• TASK REQUIREMENTS
Find the word "Salmon" in the data. Return every line where it appears.

• EXERCISE INPUTS

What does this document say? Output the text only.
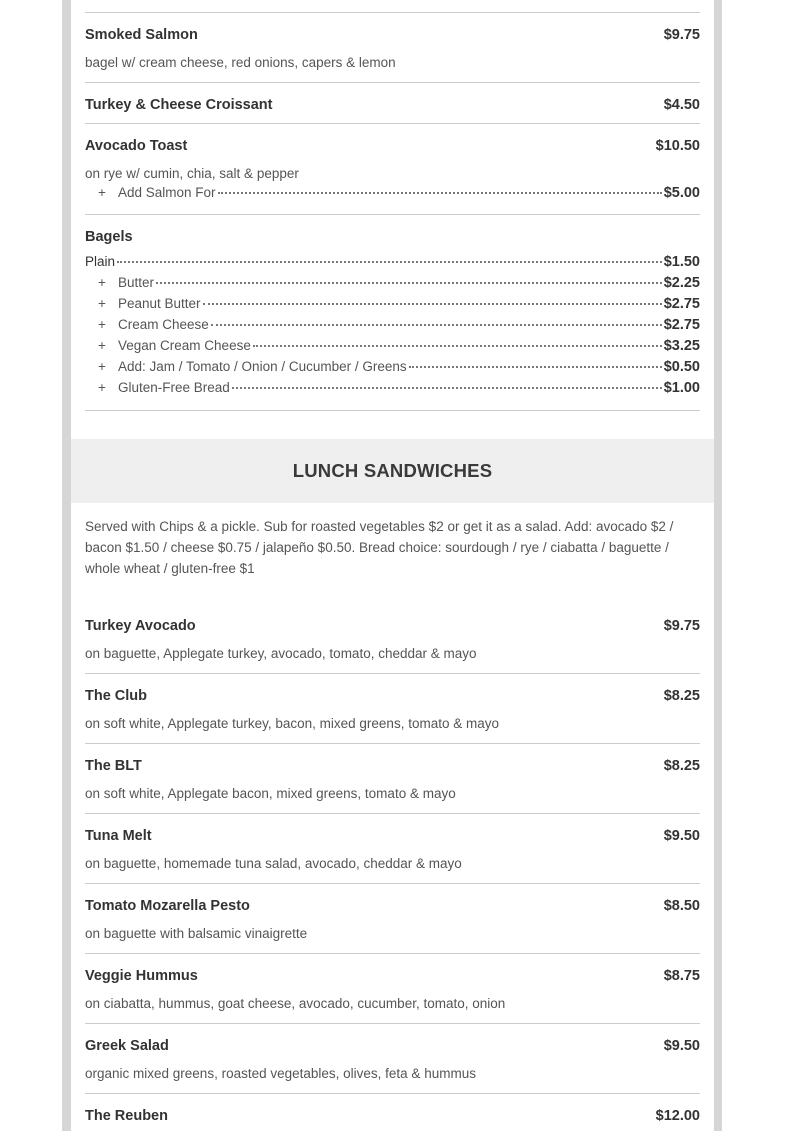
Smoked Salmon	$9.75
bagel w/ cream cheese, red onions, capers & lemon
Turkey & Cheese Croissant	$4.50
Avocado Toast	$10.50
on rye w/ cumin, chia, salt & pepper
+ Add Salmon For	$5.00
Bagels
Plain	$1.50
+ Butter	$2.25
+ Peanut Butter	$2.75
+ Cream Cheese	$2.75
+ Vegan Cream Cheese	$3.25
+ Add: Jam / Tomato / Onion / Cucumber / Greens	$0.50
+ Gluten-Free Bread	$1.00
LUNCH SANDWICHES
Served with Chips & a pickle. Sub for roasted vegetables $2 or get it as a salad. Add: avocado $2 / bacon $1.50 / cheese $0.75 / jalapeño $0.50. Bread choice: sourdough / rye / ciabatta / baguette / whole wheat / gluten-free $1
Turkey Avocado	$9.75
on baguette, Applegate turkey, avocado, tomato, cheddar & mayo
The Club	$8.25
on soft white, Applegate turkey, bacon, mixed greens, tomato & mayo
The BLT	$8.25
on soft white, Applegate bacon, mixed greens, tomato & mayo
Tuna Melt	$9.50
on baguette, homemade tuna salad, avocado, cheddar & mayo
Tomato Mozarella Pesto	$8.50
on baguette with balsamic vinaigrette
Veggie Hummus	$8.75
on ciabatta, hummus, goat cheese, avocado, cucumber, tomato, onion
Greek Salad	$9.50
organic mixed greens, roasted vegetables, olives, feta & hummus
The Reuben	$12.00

• REPLY
Smoked Salmon	$9.75
+ Add Salmon For	$5.00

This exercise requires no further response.